• **REQUIRED WORK**
Using the data below, determine the number of lines that include the string "contact". Write only that number.

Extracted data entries
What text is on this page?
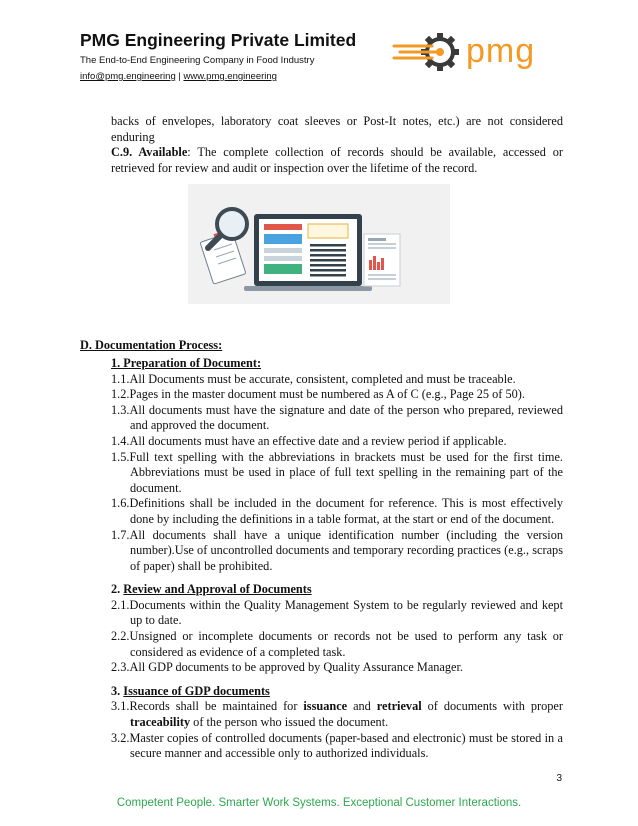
PMG Engineering Private Limited
The End-to-End Engineering Company in Food Industry
info@pmg.engineering | www.pmg.engineering
pmg

backs of envelopes, laboratory coat sleeves or Post-It notes, etc.) are not considered enduring

C.9. Available: The complete collection of records should be available, accessed or retrieved for review and audit or inspection over the lifetime of the record.

D. Documentation Process:
1. Preparation of Document:
1.1.All Documents must be accurate, consistent, completed and must be traceable.
1.2.Pages in the master document must be numbered as A of C (e.g., Page 25 of 50).
1.3.All documents must have the signature and date of the person who prepared, reviewed and approved the document.
1.4.All documents must have an effective date and a review period if applicable.
1.5.Full text spelling with the abbreviations in brackets must be used for the first time. Abbreviations must be used in place of full text spelling in the remaining part of the document.
1.6.Definitions shall be included in the document for reference. This is most effectively done by including the definitions in a table format, at the start or end of the document.
1.7.All documents shall have a unique identification number (including the version number).Use of uncontrolled documents and temporary recording practices (e.g., scraps of paper) shall be prohibited.
2. Review and Approval of Documents
2.1.Documents within the Quality Management System to be regularly reviewed and kept up to date.
2.2.Unsigned or incomplete documents or records not be used to perform any task or considered as evidence of a completed task.
2.3.All GDP documents to be approved by Quality Assurance Manager.
3. Issuance of GDP documents
3.1.Records shall be maintained for issuance and retrieval of documents with proper traceability of the person who issued the document.
3.2.Master copies of controlled documents (paper-based and electronic) must be stored in a secure manner and accessible only to authorized individuals.
3
Competent People. Smarter Work Systems. Exceptional Customer Interactions.
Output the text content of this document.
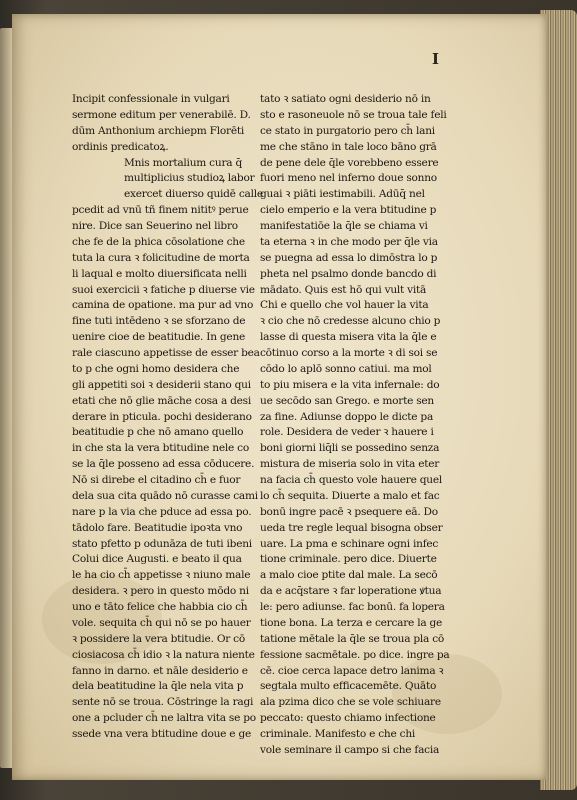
I
Incipit confessionale in vulgari
sermone editum per venerabilē. D.
dūm Anthonium archiepm Florēti
ordinis predicatoꝝ.
Mnis mortalium cura q̄
multiplicius studioꝝ labor
exercet diuerso quidē calle
pcedit ad vnū tñ finem nititꝰ perue
nire. Dice san Seuerino nel libro
che fe de la phica cōsolatione che
tuta la cura ꝛ folicitudine de morta
li laqual e molto diuersificata nelli
suoi exercicii ꝛ fatiche p diuerse vie
camina de opatione. ma pur ad vno
fine tuti intēdeno ꝛ se sforzano de
uenire cioe de beatitudie. In gene
rale ciascuno appetisse de esser bea
to p che ogni homo desidera che
gli appetiti soi ꝛ desiderii stano qui
etati che nō glie māche cosa a desi
derare in pticula. pochi desiderano
beatitudie p che nō amano quello
in che sta la vera btitudine nele co
se la q̄le posseno ad essa cōducere.
Nō si direbe el citadino ch̄ e fuor
dela sua cita quādo nō curasse cami
nare p la via che pduce ad essa po.
tādolo fare. Beatitudie ipoꝛta vno
stato pfetto p odunāza de tuti ibeni
Colui dice Augusti. e beato il qua
le ha cio ch̄ appetisse ꝛ niuno male
desidera. ꝛ pero in questo mōdo ni
uno e tāto felice che habbia cio ch̄
vole. sequita ch̄ qui nō se po hauer
ꝛ possidere la vera btitudie. Or cō
ciosiacosa ch̄ idio ꝛ la natura niente
fanno in darno. et nāle desiderio e
dela beatitudine la q̄le nela vita p
sente nō se troua. Cōstringe la ragi
one a pcluder ch̄ ne laltra vita se po
ssede vna vera btitudine doue e ge
tato ꝛ satiato ogni desiderio nō in
sto e rasoneuole nō se troua tale feli
ce stato in purgatorio pero ch̄ lani
me che stāno in tale loco bāno grā
de pene dele q̄le vorebbeno essere
fuori meno nel inferno doue sonno
guai ꝛ piāti iestimabili. Adūq̄ nel
cielo emperio e la vera btitudine p
manifestatiōe la q̄le se chiama vi
ta eterna ꝛ in che modo per q̄le via
se puegna ad essa lo dimōstra lo p
pheta nel psalmo donde bancdo di
mādato. Quis est hō qui vult vitā
Chi e quello che vol hauer la vita
ꝛ cio che nō credesse alcuno chio p
lasse di questa misera vita la q̄le e
cōtinuo corso a la morte ꝛ di soi se
cōdo lo aplō sonno catiui. ma mol
to piu misera e la vita infernale: do
ue secōdo san Grego. e morte sen
za fine. Adiunse doppo le dicte pa
role. Desidera de veder ꝛ hauere i
boni giorni liq̄li se possedino senza
mistura de miseria solo in vita eter
na facia ch̄ questo vole hauere quel
lo ch̄ sequita. Diuerte a malo et fac
bonū ingre pacē ꝛ psequere eā. Do
ueda tre regle lequal bisogna obser
uare. La pma e schinare ogni infec
tione criminale. pero dice. Diuerte
a malo cioe ptite dal male. La secō
da e acq̄stare ꝛ far loperatione ꝟtua
le: pero adiunse. fac bonū. fa lopera
tione bona. La terza e cercare la ge
tatione mētale la q̄le se troua pla cō
fessione sacmētale. po dice. ingre pa
cē. cioe cerca lapace detro lanima ꝛ
segtala multo efficacemēte. Quāto
ala pzima dico che se vole schiuare
peccato: questo chiamo infectione
criminale. Manifesto e che chi
vole seminare il campo si che facia
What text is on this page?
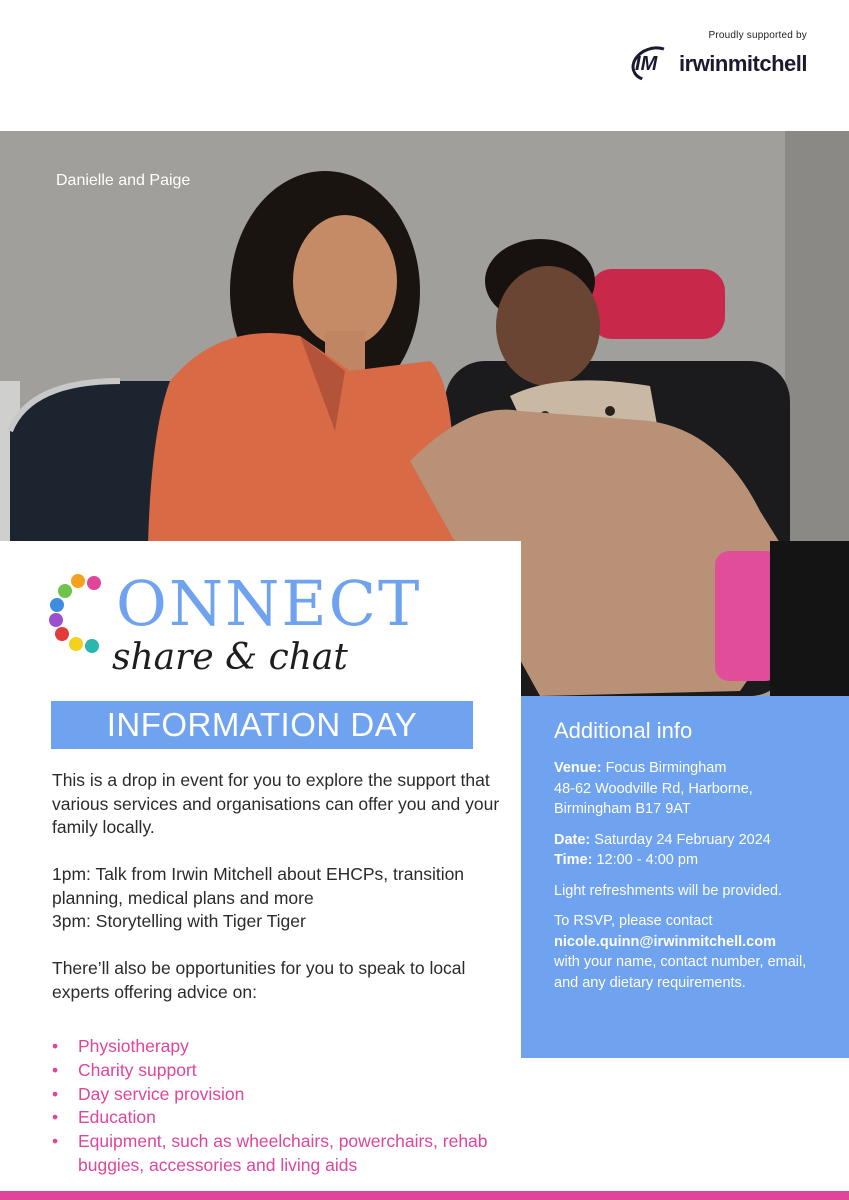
Proudly supported by
IM irwinmitchell
Danielle and Paige
ONNECT
share & chat
INFORMATION DAY

This is a drop in event for you to explore the support that various services and organisations can offer you and your family locally.

1pm: Talk from Irwin Mitchell about EHCPs, transition planning, medical plans and more
3pm: Storytelling with Tiger Tiger

There’ll also be opportunities for you to speak to local experts offering advice on:

• Physiotherapy
• Charity support
• Day service provision
• Education
• Equipment, such as wheelchairs, powerchairs, rehab buggies, accessories and living aids
Additional info
Venue: Focus Birmingham
48-62 Woodville Rd, Harborne,
Birmingham B17 9AT
Date: Saturday 24 February 2024
Time: 12:00 - 4:00 pm
Light refreshments will be provided.
To RSVP, please contact
nicole.quinn@irwinmitchell.com
with your name, contact number, email, and any dietary requirements.
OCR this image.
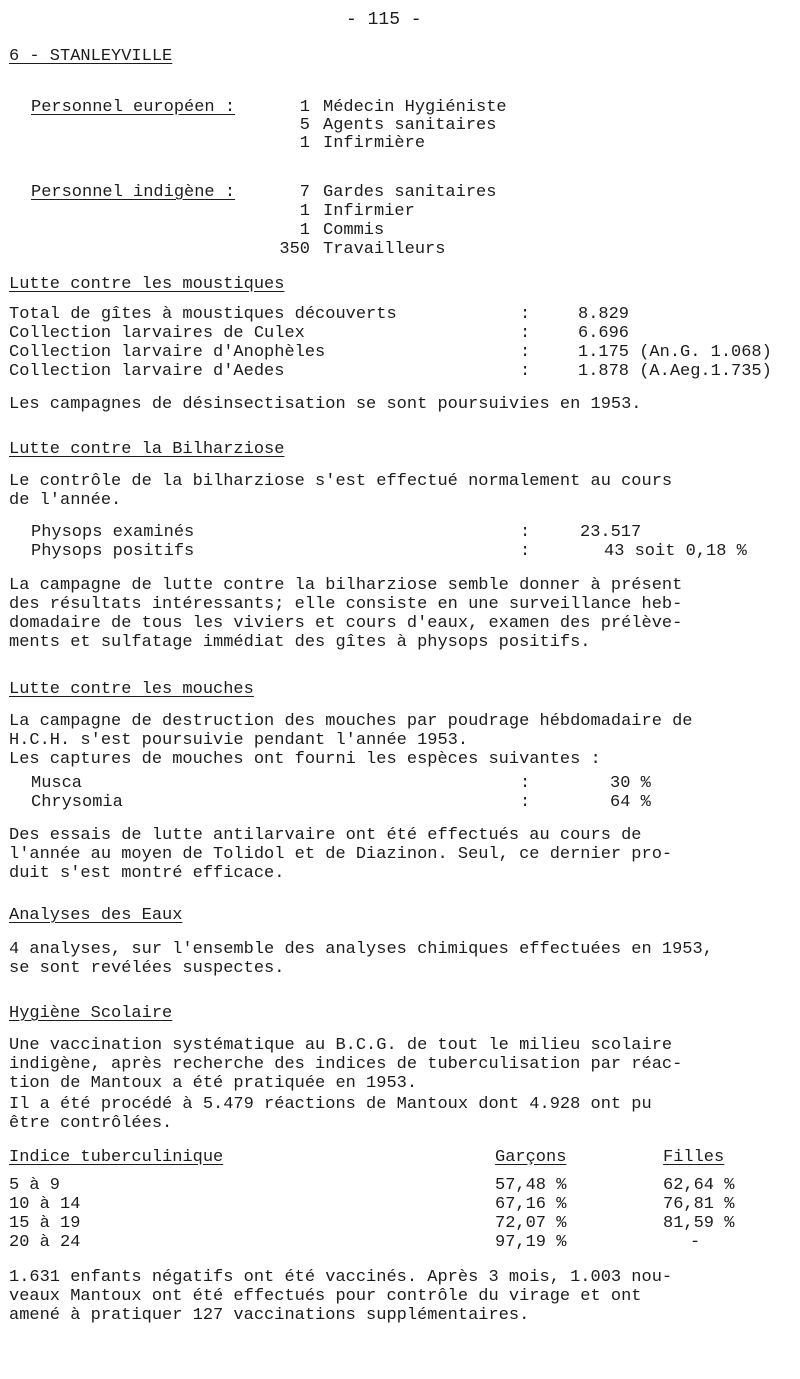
- 115 -
6 - STANLEYVILLE
Personnel européen :	1 Médecin Hygiéniste
5 Agents sanitaires
1 Infirmière
Personnel indigène :	7 Gardes sanitaires
1 Infirmier
1 Commis
350 Travailleurs
Lutte contre les moustiques
Total de gîtes à moustiques découverts	:	8.829
Collection larvaires de Culex	:	6.696
Collection larvaire d'Anophèles	:	1.175 (An.G. 1.068)
Collection larvaire d'Aedes	:	1.878 (A.Aeg.1.735)
Les campagnes de désinsectisation se sont poursuivies en 1953.
Lutte contre la Bilharziose
Le contrôle de la bilharziose s'est effectué normalement au cours
de l'année.
Physops examinés	:	23.517
Physops positifs	:	43 soit 0,18 %
La campagne de lutte contre la bilharziose semble donner à présent
des résultats intéressants; elle consiste en une surveillance heb-
domadaire de tous les viviers et cours d'eaux, examen des prélève-
ments et sulfatage immédiat des gîtes à physops positifs.
Lutte contre les mouches
La campagne de destruction des mouches par poudrage hébdomadaire de
H.C.H. s'est poursuivie pendant l'année 1953.
Les captures de mouches ont fourni les espèces suivantes :
Musca	:	30 %
Chrysomia	:	64 %
Des essais de lutte antilarvaire ont été effectués au cours de
l'année au moyen de Tolidol et de Diazinon. Seul, ce dernier pro-
duit s'est montré efficace.
Analyses des Eaux
4 analyses, sur l'ensemble des analyses chimiques effectuées en 1953,
se sont revélées suspectes.
Hygiène Scolaire
Une vaccination systématique au B.C.G. de tout le milieu scolaire
indigène, après recherche des indices de tuberculisation par réac-
tion de Mantoux a été pratiquée en 1953.
Il a été procédé à 5.479 réactions de Mantoux dont 4.928 ont pu
être contrôlées.
Indice tuberculinique	Garçons	Filles
5 à 9	57,48 %	62,64 %
10 à 14	67,16 %	76,81 %
15 à 19	72,07 %	81,59 %
20 à 24	97,19 %	-
1.631 enfants négatifs ont été vaccinés. Après 3 mois, 1.003 nou-
veaux Mantoux ont été effectués pour contrôle du virage et ont
amené à pratiquer 127 vaccinations supplémentaires.
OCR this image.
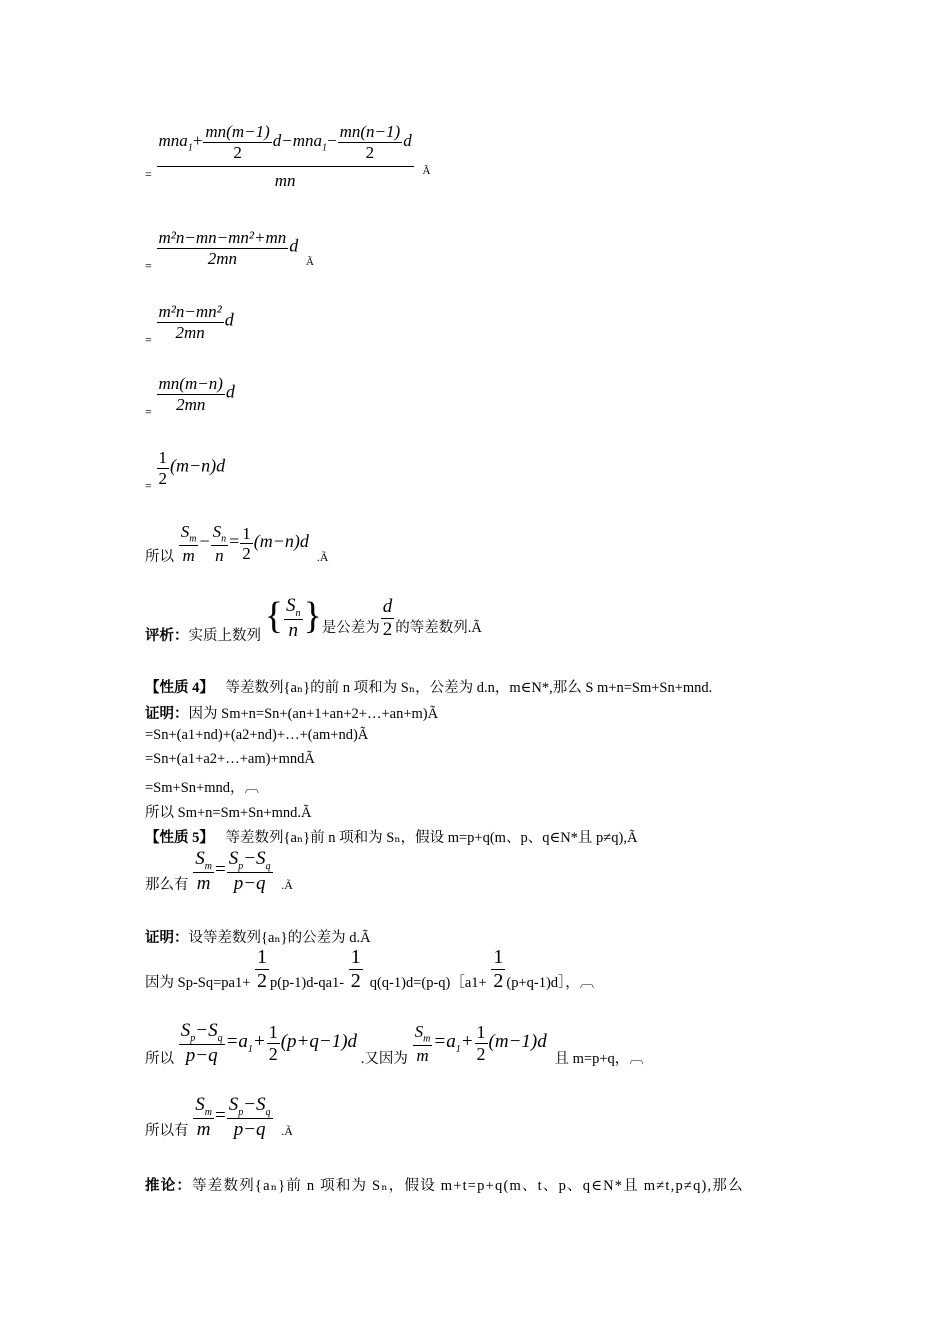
$_= \frac{mna_1+ \frac{mn(m-1)}{2} d-mna_1- \frac{mn(n-1)}{2} d}{mn} _Ã$
$_= \frac{\text{m²n−mn−mn²+mn}}{2mn}$ d $_Ã$
$_= \frac{\text{m²n−mn²}}{2mn}$ d
$_= \frac{mn(m-n)}{2mn}$ d
$_= \frac{1}{2} (m-n)d$
所以 $\frac{S_m}{m} - \frac{S_n}{n} = \frac{1}{2} (m-n)d$ $_{.Ã}$
评析：实质上数列 { $\frac{S_n}{n}$ }是公差为 $\frac{d}{2}$ 的等差数列.Ã
【性质 4】 等差数列{aₙ}的前 n 项和为 Sₙ，公差为 d.n，m∈N*,那么 S m+n=Sm+Sn+mnd.
证明：因为 Sm+n=Sn+(an+1+an+2+…+an+m)Ã
=Sn+(a1+nd)+(a2+nd)+…+(am+nd)Ã
=Sn+(a1+a2+…+am)+mndÃ
=Sm+Sn+mnd，︹
所以 Sm+n=Sm+Sn+mnd.Ã
【性质 5】 等差数列{aₙ}前 n 项和为 Sₙ，假设 m=p+q(m、p、q∈N*且 p≠q),Ã
那么有 $\frac{S_m}{m} = \frac{S_p-S_q}{p-q} _{.Ã}$
证明：设等差数列{aₙ}的公差为 d.Ã
因为 $Sp-Sq=pa1+ \frac{1}{2} p(p-1)d-qa1- \frac{1}{2}$ q(q-1)d=(p-q)［a1+ $\frac{1}{2}$ (p+q-1)d］，︹
所以 $\frac{S_p-S_q}{p-q} =a_1+ \frac{1}{2} (p+q-1)d$ .又因为 $\frac{S_m}{m} =a_1+ \frac{1}{2} (m-1)d$ 且 m=p+q，︹
所以有 $\frac{S_m}{m} = \frac{S_p-S_q}{p-q} _{.Ã}$
推论：等差数列{aₙ}前 n 项和为 Sₙ，假设 m+t=p+q(m、t、p、q∈N*且 m≠t,p≠q),那么
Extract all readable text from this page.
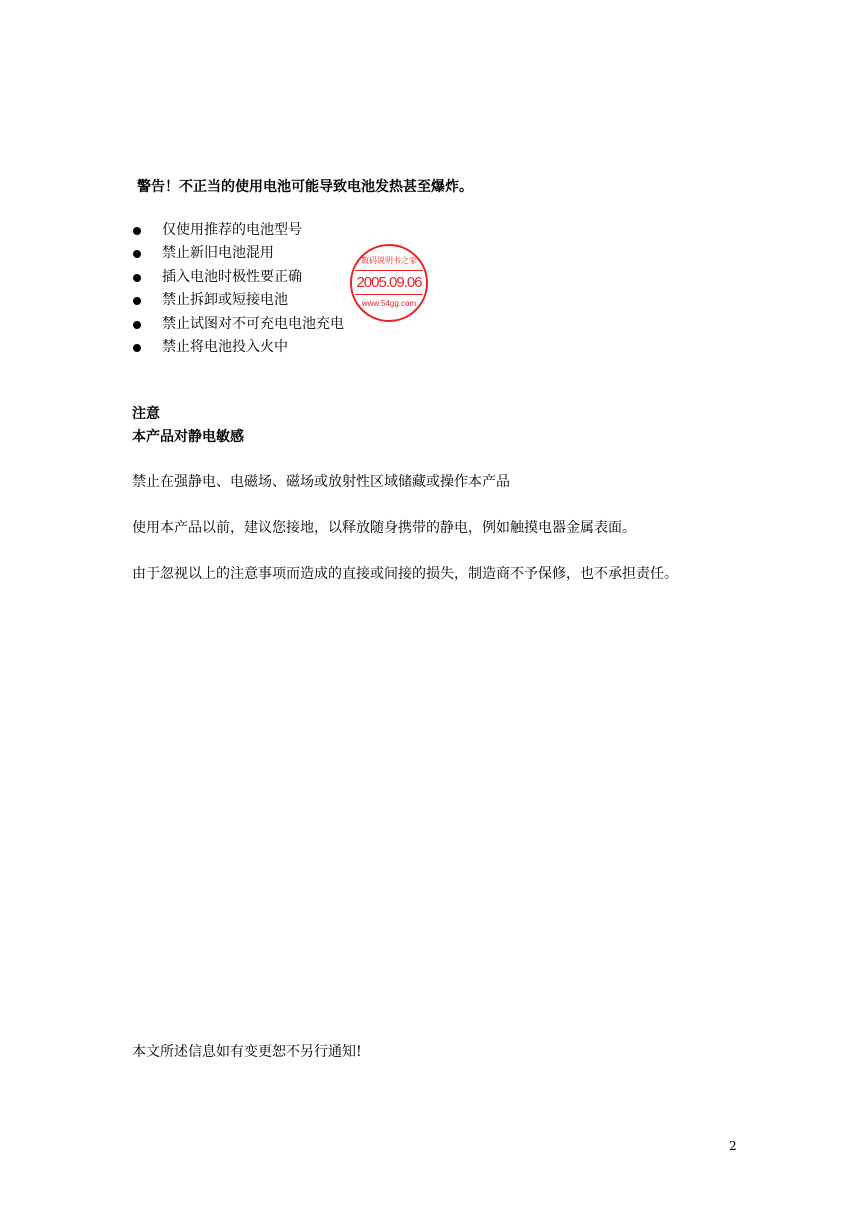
警告！不正当的使用电池可能导致电池发热甚至爆炸。
仅使用推荐的电池型号
禁止新旧电池混用
插入电池时极性要正确
禁止拆卸或短接电池
禁止试图对不可充电电池充电
禁止将电池投入火中
数码说明书之家
2005.09.06
www.54gg.com
注意
本产品对静电敏感
禁止在强静电、电磁场、磁场或放射性区域储藏或操作本产品
使用本产品以前，建议您接地，以释放随身携带的静电，例如触摸电器金属表面。
由于忽视以上的注意事项而造成的直接或间接的损失，制造商不予保修，也不承担责任。
本文所述信息如有变更恕不另行通知!
2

• **ANSWER IN FULL**
2